Posted Sat March 23, 2024 4:28pmReport post

Happy Saturday, very windy but bright where we are.

We are re hoping to stay in my home after this awful journey and were wondering how many people have managed to stay in their property they lived in before the knock and how life's been after the sentence, be it custodial, non custodial.

My person has been told many different things by different people, some saying he wouldn't be allowed to live back with me, some saying he'd be in a hostel and probation would tell him where he can live.

I own our home and his communication offences were not in the local area so I can't see how he could be made to move away from the area. I suppose a lot depends on the media and if it was reported on etc.

Any comments on this and outcomes would be really appreciated.

Thanks in advance and hope everyone is staying safe and well xxx

Ocean

Member since
September 2023

772 posts

Posted Sat March 23, 2024 6:19pmReport post

We haven't moved even though the media reported our address. My son received a 2 year suspended sentence and we returned home straight from court. We did lay low for a few days after the media published the story but apart from that we live in our home in the way we always have.

AnxiousGirl

Member since
December 2023

222 posts

Posted Sat March 23, 2024 8:42pmReport post

I am still in my home. I told him he wasn't welcome back. He has been housed temporarily but no one from police or probation have ever contacted me to check this was the case. Unsure what would have happened if I had allowed him home

Katie28

Member since
December 2021

183 posts

Posted Sun March 24, 2024 1:27pmReport post

We stayed together and stayed in our home. Even after horrendous media coverage twice first at the plea hearing and then 4 weeks later at sentencing. We live in a small close and have a recognisable name and the media mentioned both. We don't have any involvement with neighbours and if any walk past us they put their heads down. At the beginning I started to plan to move to the other end of the country and change our names however after intervention from my sister who advised we both needed family around us and stability we decided to stay. We have a beautiful home that we have both worked hard for and on reflection now I am glad we decided to stay put. I will always be anxious and on alert but we are now living a more structured and calmer life. We have lost some close family and his friends but we are adapting to the shift in relationships. It was extremely hard in the beginning but I am so glad now that I stood by the decisions I made then.

(Items from a dataset)
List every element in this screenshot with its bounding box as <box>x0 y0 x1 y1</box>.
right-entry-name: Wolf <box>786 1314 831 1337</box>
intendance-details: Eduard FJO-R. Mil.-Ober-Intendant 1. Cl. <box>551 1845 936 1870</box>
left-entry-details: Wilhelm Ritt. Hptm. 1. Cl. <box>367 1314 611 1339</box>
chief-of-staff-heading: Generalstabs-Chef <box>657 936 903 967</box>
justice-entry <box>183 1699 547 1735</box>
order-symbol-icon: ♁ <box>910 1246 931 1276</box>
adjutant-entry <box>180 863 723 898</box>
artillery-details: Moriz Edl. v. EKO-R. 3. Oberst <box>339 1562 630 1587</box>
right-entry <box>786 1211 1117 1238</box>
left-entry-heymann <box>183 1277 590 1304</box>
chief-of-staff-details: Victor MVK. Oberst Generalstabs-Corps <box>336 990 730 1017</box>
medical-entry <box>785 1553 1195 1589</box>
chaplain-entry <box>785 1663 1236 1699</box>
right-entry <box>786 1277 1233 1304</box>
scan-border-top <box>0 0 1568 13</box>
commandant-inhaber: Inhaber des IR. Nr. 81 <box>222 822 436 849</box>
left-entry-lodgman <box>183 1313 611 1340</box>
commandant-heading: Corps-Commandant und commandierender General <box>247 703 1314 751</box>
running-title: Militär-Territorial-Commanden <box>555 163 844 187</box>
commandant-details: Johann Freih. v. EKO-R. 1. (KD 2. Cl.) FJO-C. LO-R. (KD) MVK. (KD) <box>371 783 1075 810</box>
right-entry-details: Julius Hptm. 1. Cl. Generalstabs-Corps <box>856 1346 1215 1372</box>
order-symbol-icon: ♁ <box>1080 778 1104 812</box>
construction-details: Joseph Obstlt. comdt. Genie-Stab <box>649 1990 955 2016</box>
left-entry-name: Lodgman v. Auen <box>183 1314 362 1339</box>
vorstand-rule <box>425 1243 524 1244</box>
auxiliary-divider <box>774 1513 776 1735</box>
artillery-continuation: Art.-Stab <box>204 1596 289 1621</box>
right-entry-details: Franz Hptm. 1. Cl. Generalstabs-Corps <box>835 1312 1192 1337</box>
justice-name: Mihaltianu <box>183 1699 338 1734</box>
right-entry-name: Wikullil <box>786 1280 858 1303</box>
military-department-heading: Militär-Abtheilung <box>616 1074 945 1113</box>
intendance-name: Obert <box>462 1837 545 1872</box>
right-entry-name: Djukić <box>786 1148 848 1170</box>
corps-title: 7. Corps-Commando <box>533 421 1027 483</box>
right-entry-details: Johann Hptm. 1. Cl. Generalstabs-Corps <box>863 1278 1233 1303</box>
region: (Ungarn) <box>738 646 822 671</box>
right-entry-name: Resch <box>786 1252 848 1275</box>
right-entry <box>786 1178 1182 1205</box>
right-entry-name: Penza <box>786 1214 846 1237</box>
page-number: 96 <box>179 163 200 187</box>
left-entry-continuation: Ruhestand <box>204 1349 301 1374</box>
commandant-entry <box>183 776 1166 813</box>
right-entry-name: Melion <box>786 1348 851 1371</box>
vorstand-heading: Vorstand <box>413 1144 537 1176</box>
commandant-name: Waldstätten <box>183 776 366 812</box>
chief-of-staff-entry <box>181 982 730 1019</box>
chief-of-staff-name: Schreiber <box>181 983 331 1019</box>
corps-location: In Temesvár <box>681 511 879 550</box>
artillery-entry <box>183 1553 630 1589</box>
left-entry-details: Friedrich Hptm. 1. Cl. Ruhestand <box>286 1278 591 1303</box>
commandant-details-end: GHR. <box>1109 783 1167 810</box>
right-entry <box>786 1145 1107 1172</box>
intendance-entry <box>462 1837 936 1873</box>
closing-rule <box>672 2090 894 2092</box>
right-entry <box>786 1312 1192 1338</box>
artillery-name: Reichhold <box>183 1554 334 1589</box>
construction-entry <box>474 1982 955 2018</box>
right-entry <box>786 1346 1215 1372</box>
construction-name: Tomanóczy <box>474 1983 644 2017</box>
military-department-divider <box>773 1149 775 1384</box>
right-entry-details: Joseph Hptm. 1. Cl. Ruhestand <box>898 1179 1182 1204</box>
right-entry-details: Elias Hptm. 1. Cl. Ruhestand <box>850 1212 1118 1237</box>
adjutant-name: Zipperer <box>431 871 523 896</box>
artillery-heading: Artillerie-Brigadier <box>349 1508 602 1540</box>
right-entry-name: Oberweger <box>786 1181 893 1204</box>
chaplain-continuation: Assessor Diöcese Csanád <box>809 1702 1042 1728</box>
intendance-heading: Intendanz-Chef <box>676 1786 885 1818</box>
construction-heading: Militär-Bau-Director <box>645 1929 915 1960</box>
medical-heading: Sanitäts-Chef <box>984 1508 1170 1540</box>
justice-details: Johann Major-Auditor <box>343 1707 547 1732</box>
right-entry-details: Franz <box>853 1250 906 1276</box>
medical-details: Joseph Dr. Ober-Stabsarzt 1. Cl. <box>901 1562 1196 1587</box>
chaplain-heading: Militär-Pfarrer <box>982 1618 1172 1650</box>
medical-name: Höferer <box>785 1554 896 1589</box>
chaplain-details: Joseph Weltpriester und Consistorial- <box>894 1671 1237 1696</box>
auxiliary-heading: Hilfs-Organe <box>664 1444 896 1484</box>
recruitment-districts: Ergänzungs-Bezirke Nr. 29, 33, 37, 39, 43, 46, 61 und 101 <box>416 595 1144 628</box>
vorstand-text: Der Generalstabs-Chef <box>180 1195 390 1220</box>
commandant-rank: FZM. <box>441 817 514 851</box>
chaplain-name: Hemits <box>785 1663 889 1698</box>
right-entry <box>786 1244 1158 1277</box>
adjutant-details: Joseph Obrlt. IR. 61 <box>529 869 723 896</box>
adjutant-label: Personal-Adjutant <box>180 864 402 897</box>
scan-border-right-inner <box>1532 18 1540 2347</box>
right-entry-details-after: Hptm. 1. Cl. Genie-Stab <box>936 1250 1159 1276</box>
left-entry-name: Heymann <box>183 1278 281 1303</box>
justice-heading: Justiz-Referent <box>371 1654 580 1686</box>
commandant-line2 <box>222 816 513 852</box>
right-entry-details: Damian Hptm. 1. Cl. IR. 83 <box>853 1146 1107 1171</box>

## What you will do
Decide whether each statement below agrees with the forum thread, answering yes or no and quoting the deciding words. 1. The writer of the post beginning "We haven't moved" says the family relocated after the media reported their address. 2. The writer of the post beginning "I am still in my home" says police or probation contacted her to confirm the arrangement. 3. The writer of the post beginning "We stayed together" says media coverage occurred at both the plea hearing and the sentencing. Rely solely on the forum thread when responding.

## Solution to the problem
1. No: "We haven't moved even though the media reported our address."
2. No: "no one from police or probation have ever contacted me to check this was the case."
3. Yes: "first at the plea hearing and then 4 weeks later at sentencing."